*WHAT NEEDS TO BE DONE*
Beneath this sentence is a set of records; write each of them out exactly.

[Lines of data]
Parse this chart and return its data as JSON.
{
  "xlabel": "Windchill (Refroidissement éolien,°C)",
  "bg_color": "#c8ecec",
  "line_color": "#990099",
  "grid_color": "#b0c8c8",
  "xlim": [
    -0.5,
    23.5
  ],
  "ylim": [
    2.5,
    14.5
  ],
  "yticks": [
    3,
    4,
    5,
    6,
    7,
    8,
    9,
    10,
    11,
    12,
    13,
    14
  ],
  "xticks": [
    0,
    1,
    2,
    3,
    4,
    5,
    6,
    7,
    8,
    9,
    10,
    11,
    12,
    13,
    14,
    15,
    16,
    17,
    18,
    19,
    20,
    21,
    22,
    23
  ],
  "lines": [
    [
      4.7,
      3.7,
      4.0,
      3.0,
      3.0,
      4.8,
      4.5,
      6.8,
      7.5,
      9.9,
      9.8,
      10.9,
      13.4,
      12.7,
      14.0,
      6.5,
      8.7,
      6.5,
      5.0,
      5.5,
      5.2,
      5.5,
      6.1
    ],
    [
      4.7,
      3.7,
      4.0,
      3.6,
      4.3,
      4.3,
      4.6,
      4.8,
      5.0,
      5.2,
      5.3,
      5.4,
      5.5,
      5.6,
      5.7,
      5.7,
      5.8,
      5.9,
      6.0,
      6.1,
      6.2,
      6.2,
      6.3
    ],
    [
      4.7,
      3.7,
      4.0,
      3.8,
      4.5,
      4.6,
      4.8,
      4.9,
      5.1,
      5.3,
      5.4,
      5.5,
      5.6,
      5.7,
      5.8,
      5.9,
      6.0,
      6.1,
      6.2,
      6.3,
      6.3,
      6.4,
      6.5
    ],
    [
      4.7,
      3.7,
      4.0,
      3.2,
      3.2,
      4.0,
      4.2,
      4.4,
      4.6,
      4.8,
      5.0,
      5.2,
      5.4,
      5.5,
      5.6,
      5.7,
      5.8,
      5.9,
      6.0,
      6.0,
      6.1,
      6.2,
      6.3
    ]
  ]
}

*EXERCISE RESULT*
Parse this chart and return its data as JSON.
{
  "xlabel": "Windchill (Refroidissement éolien,°C)",
  "bg_color": "#c8ecec",
  "line_color": "#990099",
  "grid_color": "#b0c8c8",
  "xlim": [
    -0.5,
    23.5
  ],
  "ylim": [
    2.5,
    14.5
  ],
  "yticks": [
    3,
    4,
    5,
    6,
    7,
    8,
    9,
    10,
    11,
    12,
    13,
    14
  ],
  "xticks": [
    0,
    1,
    2,
    3,
    4,
    5,
    6,
    7,
    8,
    9,
    10,
    11,
    12,
    13,
    14,
    15,
    16,
    17,
    18,
    19,
    20,
    21,
    22,
    23
  ],
  "lines": [
    [
      4.7,
      3.7,
      4.0,
      3.0,
      3.0,
      4.8,
      4.5,
      6.8,
      7.5,
      9.9,
      9.8,
      10.9,
      13.4,
      12.7,
      14.0,
      6.5,
      8.7,
      6.5,
      5.0,
      5.5,
      5.2,
      5.5,
      6.1
    ],
    [
      4.7,
      3.7,
      4.0,
      3.6,
      4.3,
      4.3,
      4.6,
      4.8,
      5.0,
      5.2,
      5.3,
      5.4,
      5.5,
      5.6,
      5.7,
      5.7,
      5.8,
      5.9,
      6.0,
      6.1,
      6.2,
      6.2,
      6.3
    ],
    [
      4.7,
      3.7,
      4.0,
      3.8,
      4.5,
      4.6,
      4.8,
      4.9,
      5.1,
      5.3,
      5.4,
      5.5,
      5.6,
      5.7,
      5.8,
      5.9,
      6.0,
      6.1,
      6.2,
      6.3,
      6.3,
      6.4,
      6.5
    ],
    [
      4.7,
      3.7,
      4.0,
      3.2,
      3.2,
      4.0,
      4.2,
      4.4,
      4.6,
      4.8,
      5.0,
      5.2,
      5.4,
      5.5,
      5.6,
      5.7,
      5.8,
      5.9,
      6.0,
      6.0,
      6.1,
      6.2,
      6.3
    ]
  ]
}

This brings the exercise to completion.